>> begin

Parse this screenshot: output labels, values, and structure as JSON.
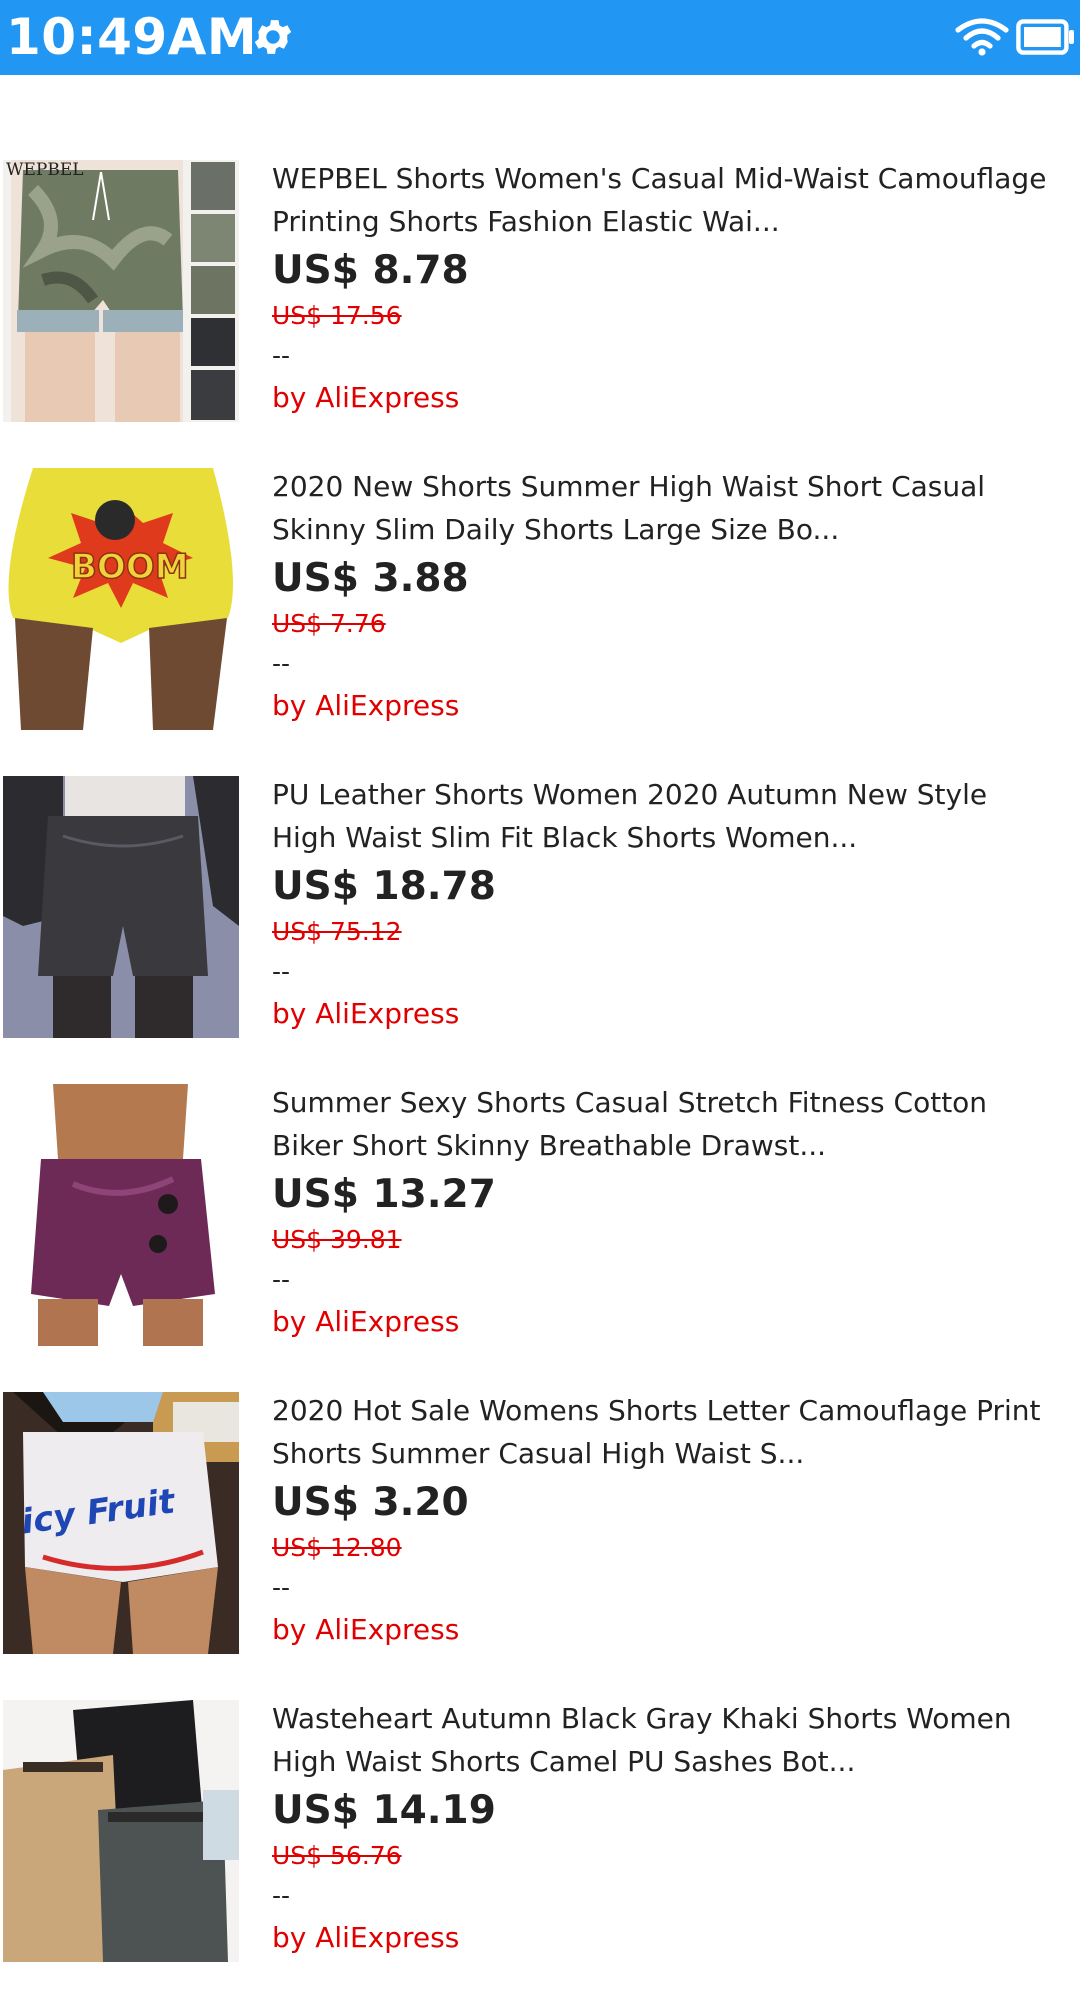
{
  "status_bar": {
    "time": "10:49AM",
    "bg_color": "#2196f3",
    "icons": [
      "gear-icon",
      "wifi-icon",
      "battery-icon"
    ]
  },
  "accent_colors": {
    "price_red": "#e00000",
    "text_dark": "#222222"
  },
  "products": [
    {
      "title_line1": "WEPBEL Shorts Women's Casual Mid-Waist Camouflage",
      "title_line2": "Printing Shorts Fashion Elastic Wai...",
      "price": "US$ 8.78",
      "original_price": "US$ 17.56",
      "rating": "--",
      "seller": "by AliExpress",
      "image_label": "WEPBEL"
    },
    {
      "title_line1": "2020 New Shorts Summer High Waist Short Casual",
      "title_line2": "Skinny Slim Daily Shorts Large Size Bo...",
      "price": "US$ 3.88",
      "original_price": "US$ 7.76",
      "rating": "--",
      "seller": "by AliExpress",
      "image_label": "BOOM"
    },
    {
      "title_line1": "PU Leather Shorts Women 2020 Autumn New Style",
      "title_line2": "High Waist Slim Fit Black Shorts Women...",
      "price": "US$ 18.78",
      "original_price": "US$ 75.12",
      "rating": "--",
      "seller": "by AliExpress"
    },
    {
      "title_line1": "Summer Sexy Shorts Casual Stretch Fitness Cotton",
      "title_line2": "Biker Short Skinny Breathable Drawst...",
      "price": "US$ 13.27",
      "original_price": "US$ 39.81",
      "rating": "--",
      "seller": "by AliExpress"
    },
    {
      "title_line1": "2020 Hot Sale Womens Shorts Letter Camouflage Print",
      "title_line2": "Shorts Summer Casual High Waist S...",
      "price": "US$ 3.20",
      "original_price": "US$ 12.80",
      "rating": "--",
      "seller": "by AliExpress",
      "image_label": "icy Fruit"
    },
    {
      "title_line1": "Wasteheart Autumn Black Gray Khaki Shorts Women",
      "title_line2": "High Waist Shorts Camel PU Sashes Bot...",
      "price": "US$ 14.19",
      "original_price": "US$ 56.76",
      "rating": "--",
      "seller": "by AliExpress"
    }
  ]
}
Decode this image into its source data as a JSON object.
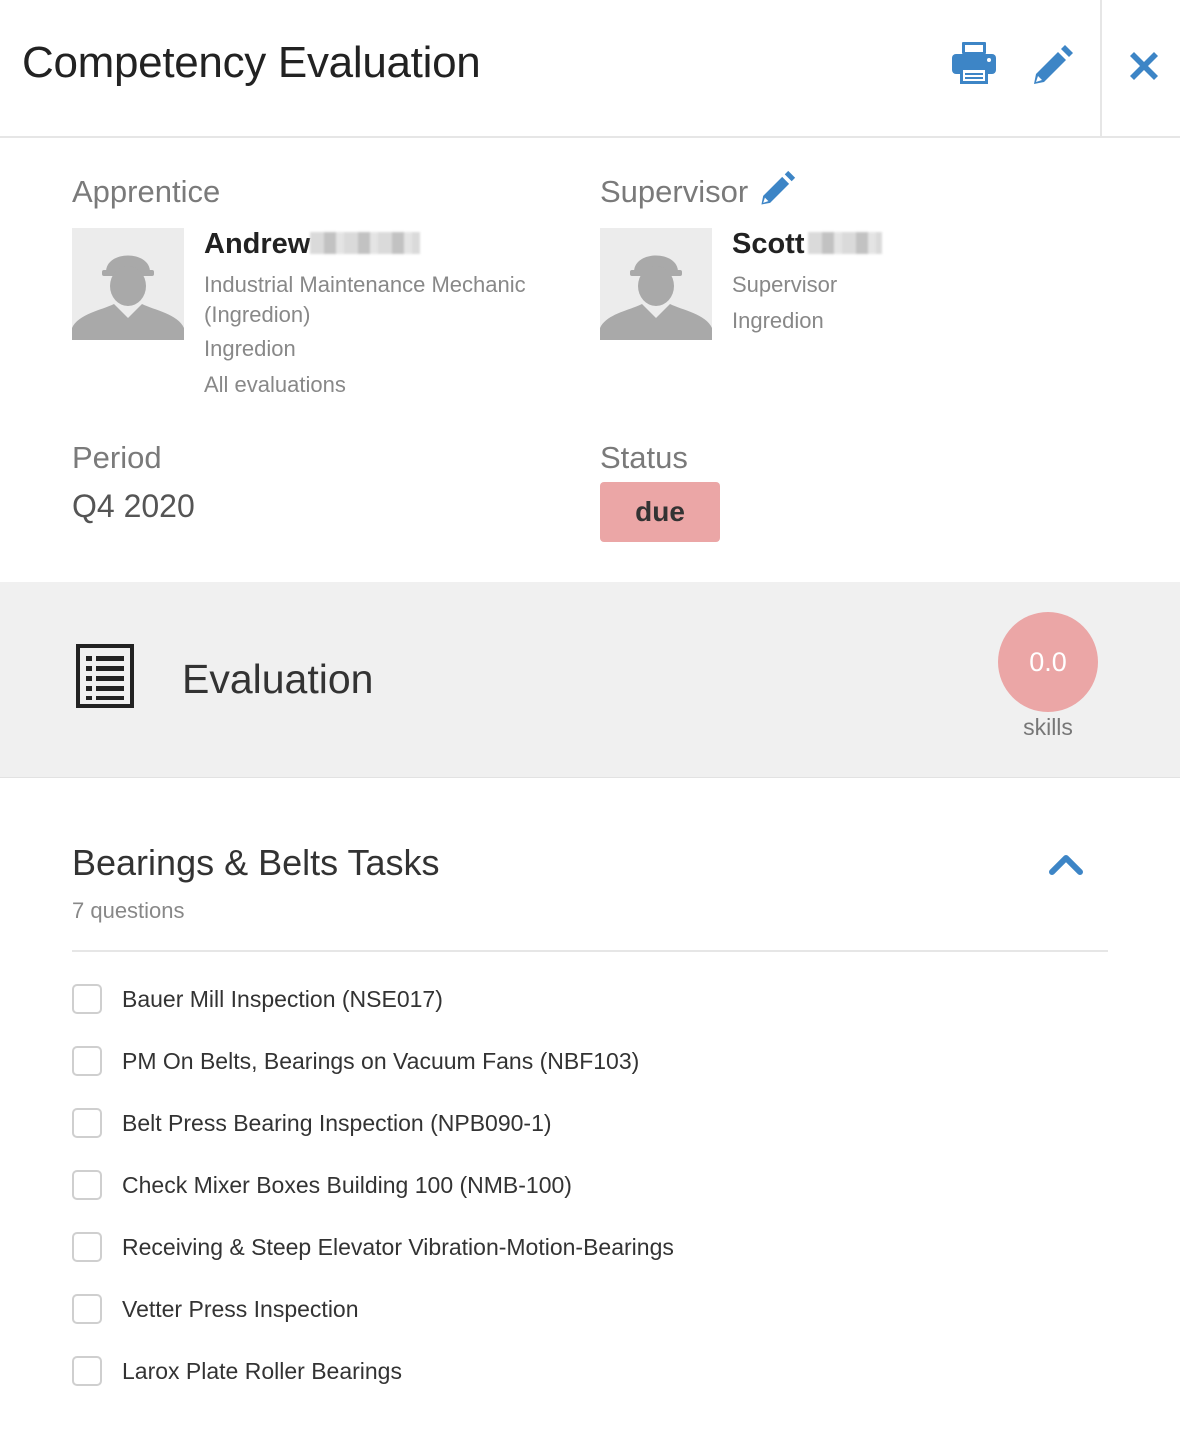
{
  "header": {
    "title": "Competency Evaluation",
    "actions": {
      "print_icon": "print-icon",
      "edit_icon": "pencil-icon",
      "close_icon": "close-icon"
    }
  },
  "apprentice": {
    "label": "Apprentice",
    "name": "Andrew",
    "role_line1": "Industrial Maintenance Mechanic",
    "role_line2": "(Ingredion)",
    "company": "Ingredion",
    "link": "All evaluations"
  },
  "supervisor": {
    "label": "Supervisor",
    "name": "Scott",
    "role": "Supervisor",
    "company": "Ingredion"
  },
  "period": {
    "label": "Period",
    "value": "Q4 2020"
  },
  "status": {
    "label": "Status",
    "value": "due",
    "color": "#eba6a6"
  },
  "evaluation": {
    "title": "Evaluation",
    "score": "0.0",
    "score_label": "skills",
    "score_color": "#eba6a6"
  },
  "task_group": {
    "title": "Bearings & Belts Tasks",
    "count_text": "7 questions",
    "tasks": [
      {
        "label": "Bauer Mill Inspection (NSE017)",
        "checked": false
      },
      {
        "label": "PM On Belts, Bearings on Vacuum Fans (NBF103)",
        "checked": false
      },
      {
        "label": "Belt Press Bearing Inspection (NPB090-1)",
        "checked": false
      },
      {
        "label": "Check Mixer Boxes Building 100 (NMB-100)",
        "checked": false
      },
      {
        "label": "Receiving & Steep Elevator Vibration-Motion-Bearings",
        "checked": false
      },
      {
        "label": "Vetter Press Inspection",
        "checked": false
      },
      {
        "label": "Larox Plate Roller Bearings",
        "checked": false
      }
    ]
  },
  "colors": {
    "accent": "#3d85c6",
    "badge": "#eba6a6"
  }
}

>> end

Return the listing above in full and without alteration, excluding its pictures.

Parse this screenshot: output labels, values, and structure as JSON.
{
  "status_bar": {
    "time": "10:49AM",
    "bg_color": "#2196f3",
    "icons": [
      "gear-icon",
      "wifi-icon",
      "battery-icon"
    ]
  },
  "accent_colors": {
    "price_red": "#e00000",
    "text_dark": "#222222"
  },
  "products": [
    {
      "title_line1": "WEPBEL Shorts Women's Casual Mid-Waist Camouflage",
      "title_line2": "Printing Shorts Fashion Elastic Wai...",
      "price": "US$ 8.78",
      "original_price": "US$ 17.56",
      "rating": "--",
      "seller": "by AliExpress",
      "image_label": "WEPBEL"
    },
    {
      "title_line1": "2020 New Shorts Summer High Waist Short Casual",
      "title_line2": "Skinny Slim Daily Shorts Large Size Bo...",
      "price": "US$ 3.88",
      "original_price": "US$ 7.76",
      "rating": "--",
      "seller": "by AliExpress",
      "image_label": "BOOM"
    },
    {
      "title_line1": "PU Leather Shorts Women 2020 Autumn New Style",
      "title_line2": "High Waist Slim Fit Black Shorts Women...",
      "price": "US$ 18.78",
      "original_price": "US$ 75.12",
      "rating": "--",
      "seller": "by AliExpress"
    },
    {
      "title_line1": "Summer Sexy Shorts Casual Stretch Fitness Cotton",
      "title_line2": "Biker Short Skinny Breathable Drawst...",
      "price": "US$ 13.27",
      "original_price": "US$ 39.81",
      "rating": "--",
      "seller": "by AliExpress"
    },
    {
      "title_line1": "2020 Hot Sale Womens Shorts Letter Camouflage Print",
      "title_line2": "Shorts Summer Casual High Waist S...",
      "price": "US$ 3.20",
      "original_price": "US$ 12.80",
      "rating": "--",
      "seller": "by AliExpress",
      "image_label": "icy Fruit"
    },
    {
      "title_line1": "Wasteheart Autumn Black Gray Khaki Shorts Women",
      "title_line2": "High Waist Shorts Camel PU Sashes Bot...",
      "price": "US$ 14.19",
      "original_price": "US$ 56.76",
      "rating": "--",
      "seller": "by AliExpress"
    }
  ]
}
Decode this image into its source data as a JSON object.
{
  "header": {
    "title": "Competency Evaluation",
    "actions": {
      "print_icon": "print-icon",
      "edit_icon": "pencil-icon",
      "close_icon": "close-icon"
    }
  },
  "apprentice": {
    "label": "Apprentice",
    "name": "Andrew",
    "role_line1": "Industrial Maintenance Mechanic",
    "role_line2": "(Ingredion)",
    "company": "Ingredion",
    "link": "All evaluations"
  },
  "supervisor": {
    "label": "Supervisor",
    "name": "Scott",
    "role": "Supervisor",
    "company": "Ingredion"
  },
  "period": {
    "label": "Period",
    "value": "Q4 2020"
  },
  "status": {
    "label": "Status",
    "value": "due",
    "color": "#eba6a6"
  },
  "evaluation": {
    "title": "Evaluation",
    "score": "0.0",
    "score_label": "skills",
    "score_color": "#eba6a6"
  },
  "task_group": {
    "title": "Bearings & Belts Tasks",
    "count_text": "7 questions",
    "tasks": [
      {
        "label": "Bauer Mill Inspection (NSE017)",
        "checked": false
      },
      {
        "label": "PM On Belts, Bearings on Vacuum Fans (NBF103)",
        "checked": false
      },
      {
        "label": "Belt Press Bearing Inspection (NPB090-1)",
        "checked": false
      },
      {
        "label": "Check Mixer Boxes Building 100 (NMB-100)",
        "checked": false
      },
      {
        "label": "Receiving & Steep Elevator Vibration-Motion-Bearings",
        "checked": false
      },
      {
        "label": "Vetter Press Inspection",
        "checked": false
      },
      {
        "label": "Larox Plate Roller Bearings",
        "checked": false
      }
    ]
  },
  "colors": {
    "accent": "#3d85c6",
    "badge": "#eba6a6"
  }
}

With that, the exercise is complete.